*OBJECTIVE*. Identify the lines that include the word "Continue", then copy all of them.

>> begin

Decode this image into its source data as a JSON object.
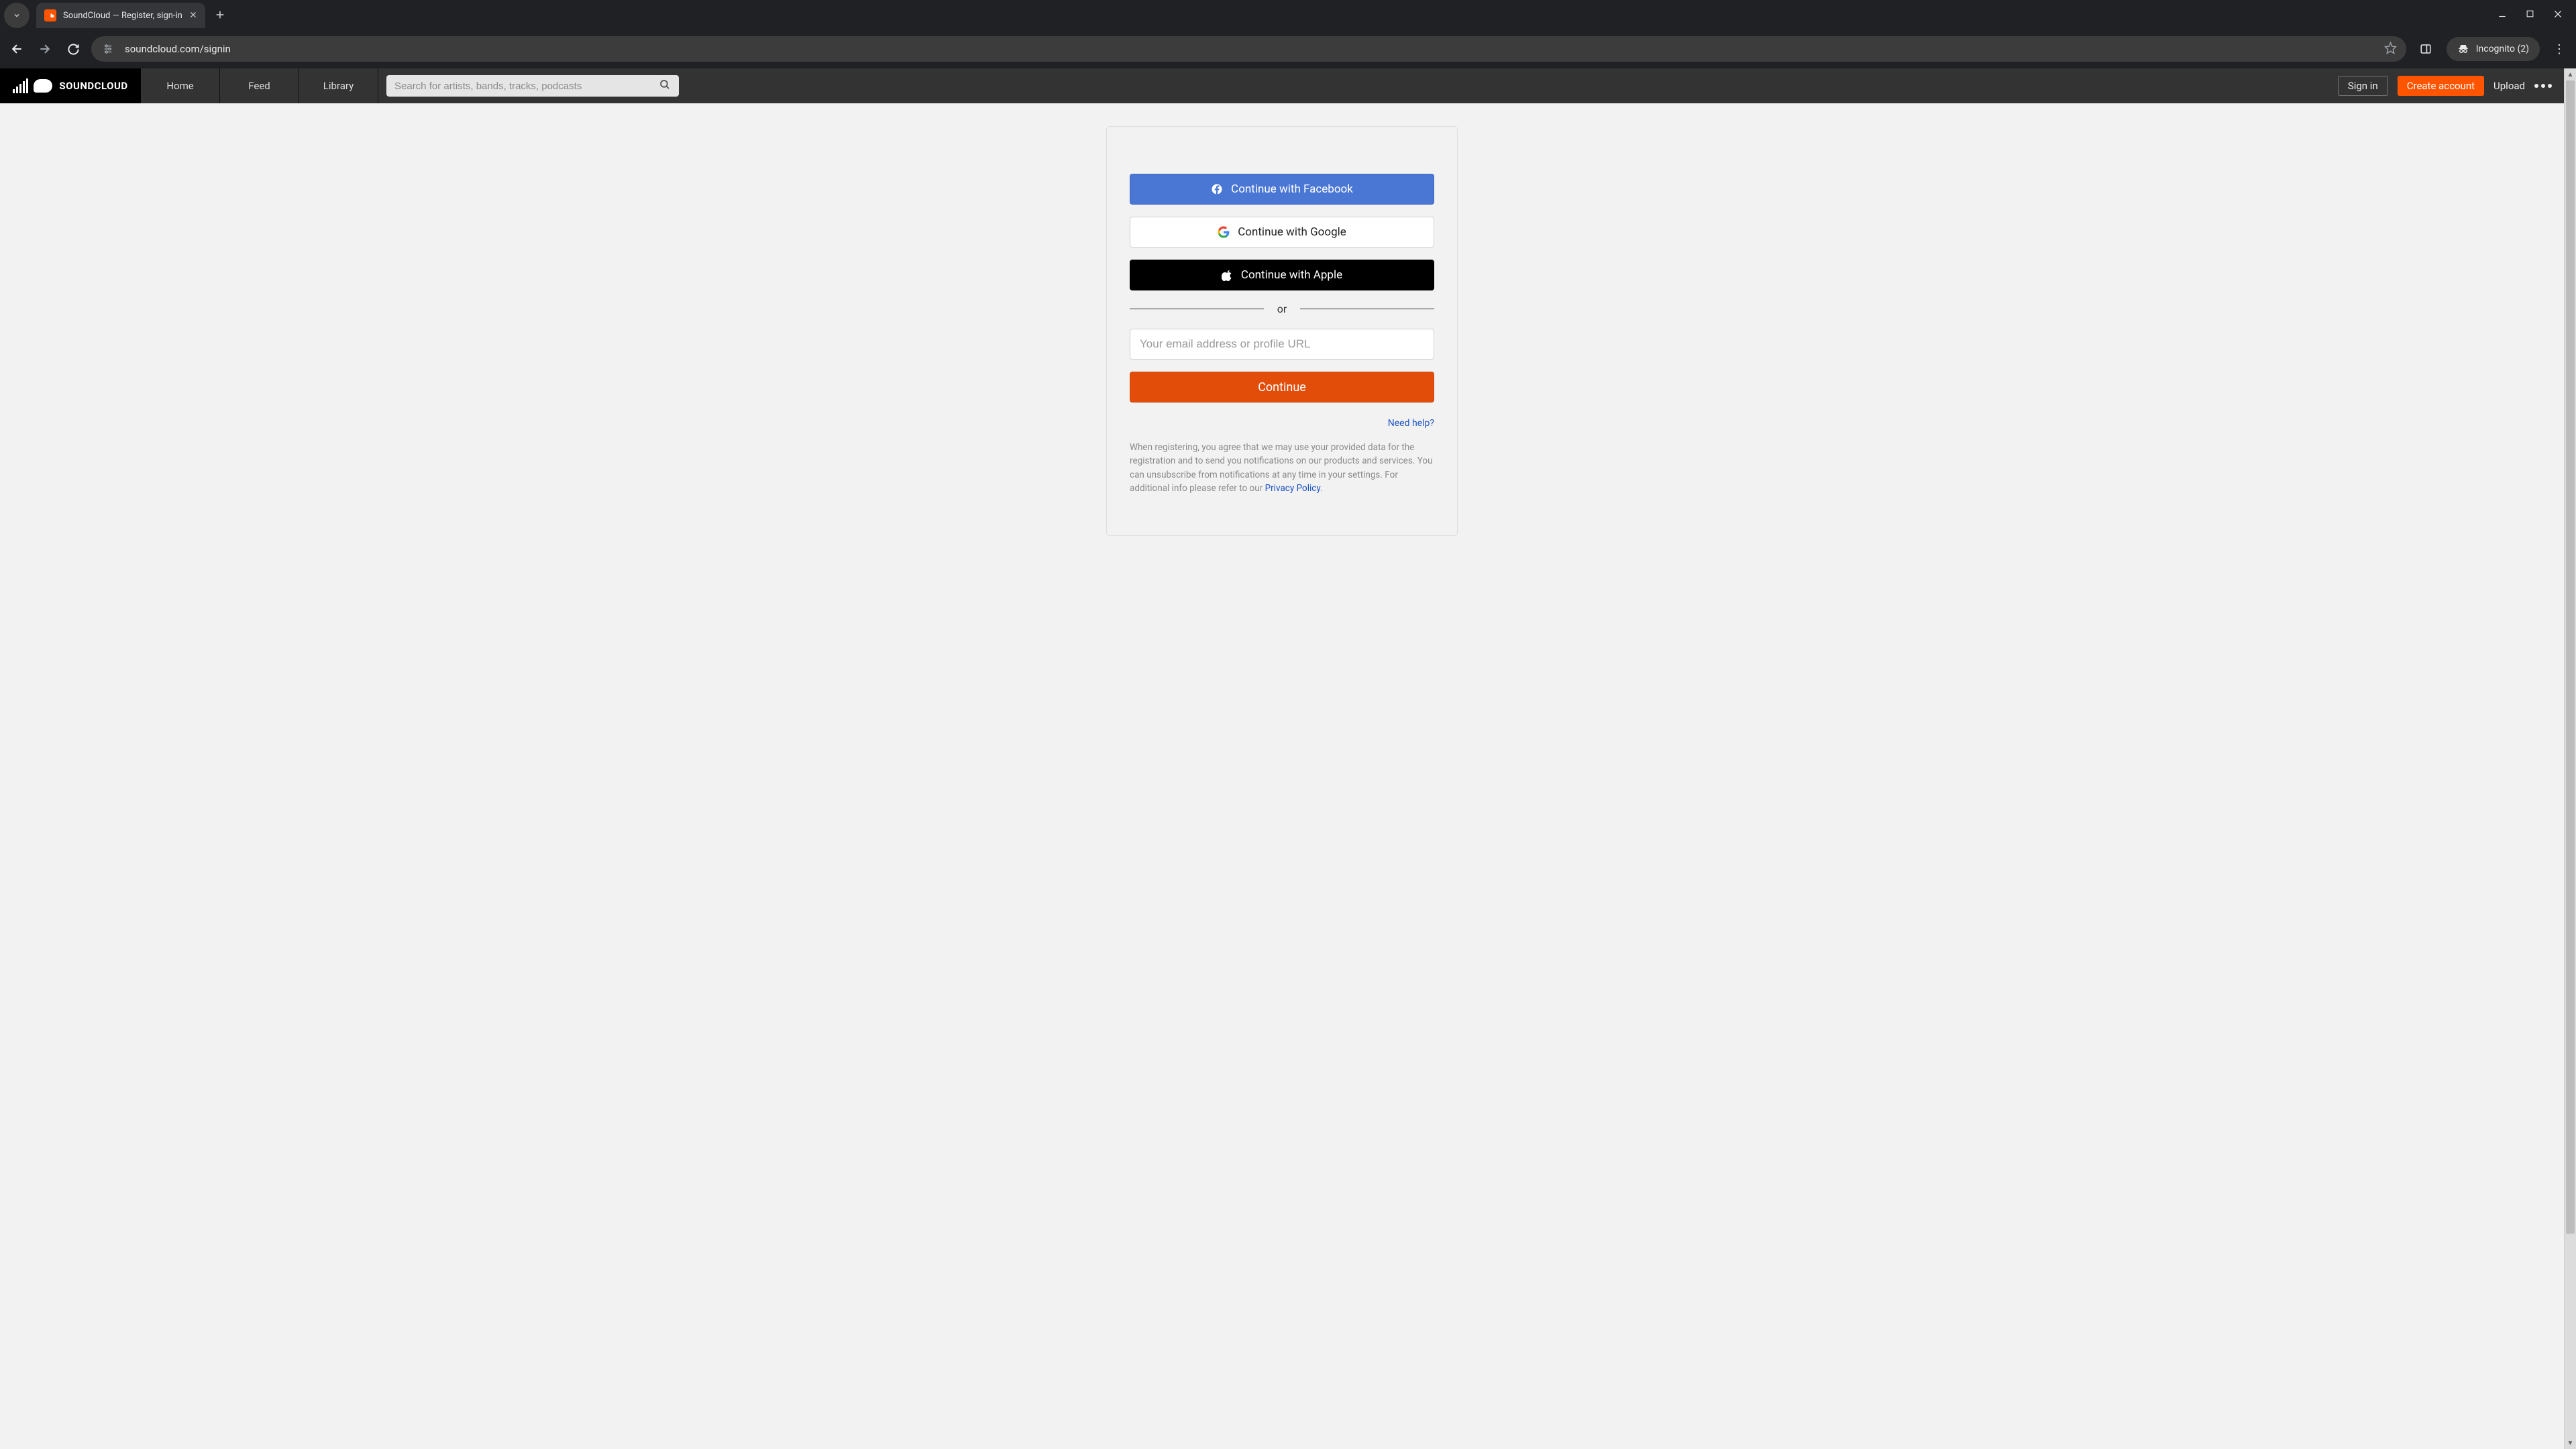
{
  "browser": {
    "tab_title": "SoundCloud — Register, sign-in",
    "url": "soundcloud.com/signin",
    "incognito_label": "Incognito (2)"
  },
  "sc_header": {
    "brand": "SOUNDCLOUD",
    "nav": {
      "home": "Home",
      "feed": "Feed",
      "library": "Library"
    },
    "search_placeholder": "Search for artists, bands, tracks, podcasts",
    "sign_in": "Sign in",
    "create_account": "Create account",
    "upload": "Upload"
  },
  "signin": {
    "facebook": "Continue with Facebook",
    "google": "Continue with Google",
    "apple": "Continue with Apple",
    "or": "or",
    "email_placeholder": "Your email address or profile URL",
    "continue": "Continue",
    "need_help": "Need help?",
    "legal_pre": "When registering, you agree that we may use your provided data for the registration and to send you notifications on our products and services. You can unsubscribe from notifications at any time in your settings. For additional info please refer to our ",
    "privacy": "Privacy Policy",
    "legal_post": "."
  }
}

>> end
>> begin

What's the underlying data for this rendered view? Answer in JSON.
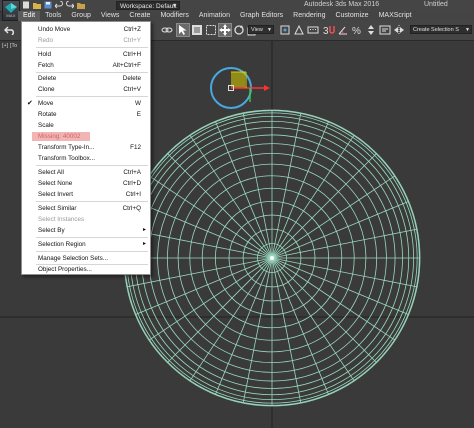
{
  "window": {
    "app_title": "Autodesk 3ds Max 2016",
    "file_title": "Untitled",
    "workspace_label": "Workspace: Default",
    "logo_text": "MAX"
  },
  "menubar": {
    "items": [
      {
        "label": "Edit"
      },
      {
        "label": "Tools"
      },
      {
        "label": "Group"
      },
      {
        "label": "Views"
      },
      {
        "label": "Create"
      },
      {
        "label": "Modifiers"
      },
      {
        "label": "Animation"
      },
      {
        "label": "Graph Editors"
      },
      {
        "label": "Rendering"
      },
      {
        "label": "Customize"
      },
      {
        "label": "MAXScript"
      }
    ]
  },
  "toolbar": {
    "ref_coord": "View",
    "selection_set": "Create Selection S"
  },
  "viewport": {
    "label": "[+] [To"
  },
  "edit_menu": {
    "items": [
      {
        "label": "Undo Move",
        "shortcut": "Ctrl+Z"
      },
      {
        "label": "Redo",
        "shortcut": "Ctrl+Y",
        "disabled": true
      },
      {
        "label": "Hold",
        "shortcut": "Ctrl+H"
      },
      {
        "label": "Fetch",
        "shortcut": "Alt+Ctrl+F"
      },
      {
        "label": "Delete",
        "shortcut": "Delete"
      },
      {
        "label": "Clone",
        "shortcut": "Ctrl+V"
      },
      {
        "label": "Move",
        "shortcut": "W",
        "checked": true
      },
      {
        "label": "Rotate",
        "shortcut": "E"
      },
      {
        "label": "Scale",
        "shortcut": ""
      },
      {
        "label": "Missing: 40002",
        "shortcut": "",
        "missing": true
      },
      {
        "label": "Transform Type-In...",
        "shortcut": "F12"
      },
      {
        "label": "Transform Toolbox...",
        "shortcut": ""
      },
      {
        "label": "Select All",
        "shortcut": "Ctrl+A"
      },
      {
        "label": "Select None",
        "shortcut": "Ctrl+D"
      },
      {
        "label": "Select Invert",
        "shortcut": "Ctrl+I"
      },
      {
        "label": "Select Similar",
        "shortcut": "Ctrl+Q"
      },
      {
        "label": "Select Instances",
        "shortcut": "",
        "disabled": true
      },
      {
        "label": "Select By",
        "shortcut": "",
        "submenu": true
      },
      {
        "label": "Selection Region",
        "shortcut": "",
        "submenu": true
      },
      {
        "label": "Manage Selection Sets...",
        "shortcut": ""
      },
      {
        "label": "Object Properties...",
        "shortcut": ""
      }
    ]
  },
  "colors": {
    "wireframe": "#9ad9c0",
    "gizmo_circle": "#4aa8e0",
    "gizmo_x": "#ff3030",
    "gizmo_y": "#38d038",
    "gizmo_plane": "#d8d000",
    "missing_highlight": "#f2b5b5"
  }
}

>> end
>> begin

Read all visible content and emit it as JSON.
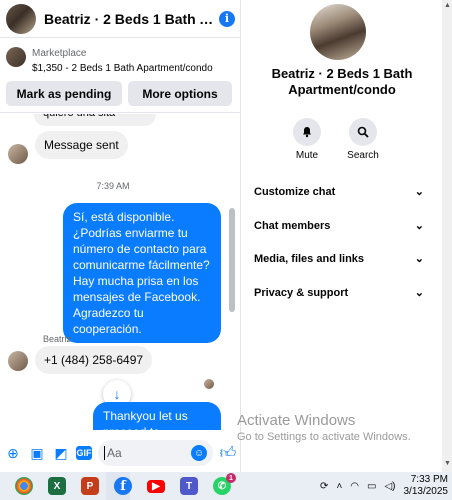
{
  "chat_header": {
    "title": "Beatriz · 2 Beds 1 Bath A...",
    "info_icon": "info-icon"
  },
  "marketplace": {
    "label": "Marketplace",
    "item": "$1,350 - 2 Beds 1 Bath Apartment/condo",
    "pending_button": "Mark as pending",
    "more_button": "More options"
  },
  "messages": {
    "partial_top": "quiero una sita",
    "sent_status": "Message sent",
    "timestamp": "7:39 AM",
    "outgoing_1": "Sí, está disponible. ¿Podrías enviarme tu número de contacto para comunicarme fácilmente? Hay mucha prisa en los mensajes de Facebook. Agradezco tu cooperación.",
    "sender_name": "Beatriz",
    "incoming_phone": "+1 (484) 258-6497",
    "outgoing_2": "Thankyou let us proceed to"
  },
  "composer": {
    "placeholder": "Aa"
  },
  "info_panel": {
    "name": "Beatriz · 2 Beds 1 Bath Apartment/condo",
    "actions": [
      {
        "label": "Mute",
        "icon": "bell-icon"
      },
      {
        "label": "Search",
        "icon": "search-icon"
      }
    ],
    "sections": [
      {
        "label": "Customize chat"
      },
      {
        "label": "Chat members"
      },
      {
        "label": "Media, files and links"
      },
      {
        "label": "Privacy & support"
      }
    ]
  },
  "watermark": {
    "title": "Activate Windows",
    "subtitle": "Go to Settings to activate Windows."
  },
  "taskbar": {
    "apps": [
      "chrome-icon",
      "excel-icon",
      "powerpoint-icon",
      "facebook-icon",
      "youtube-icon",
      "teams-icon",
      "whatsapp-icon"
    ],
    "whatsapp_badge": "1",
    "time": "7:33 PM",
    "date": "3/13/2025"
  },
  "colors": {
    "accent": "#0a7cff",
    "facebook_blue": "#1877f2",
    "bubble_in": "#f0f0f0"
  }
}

>> end

*EXERCISE RESULT*.
    "facebook": "Continue with Facebook",
    "google": "Continue with Google",
    "apple": "Continue with Apple",
    "continue": "Continue",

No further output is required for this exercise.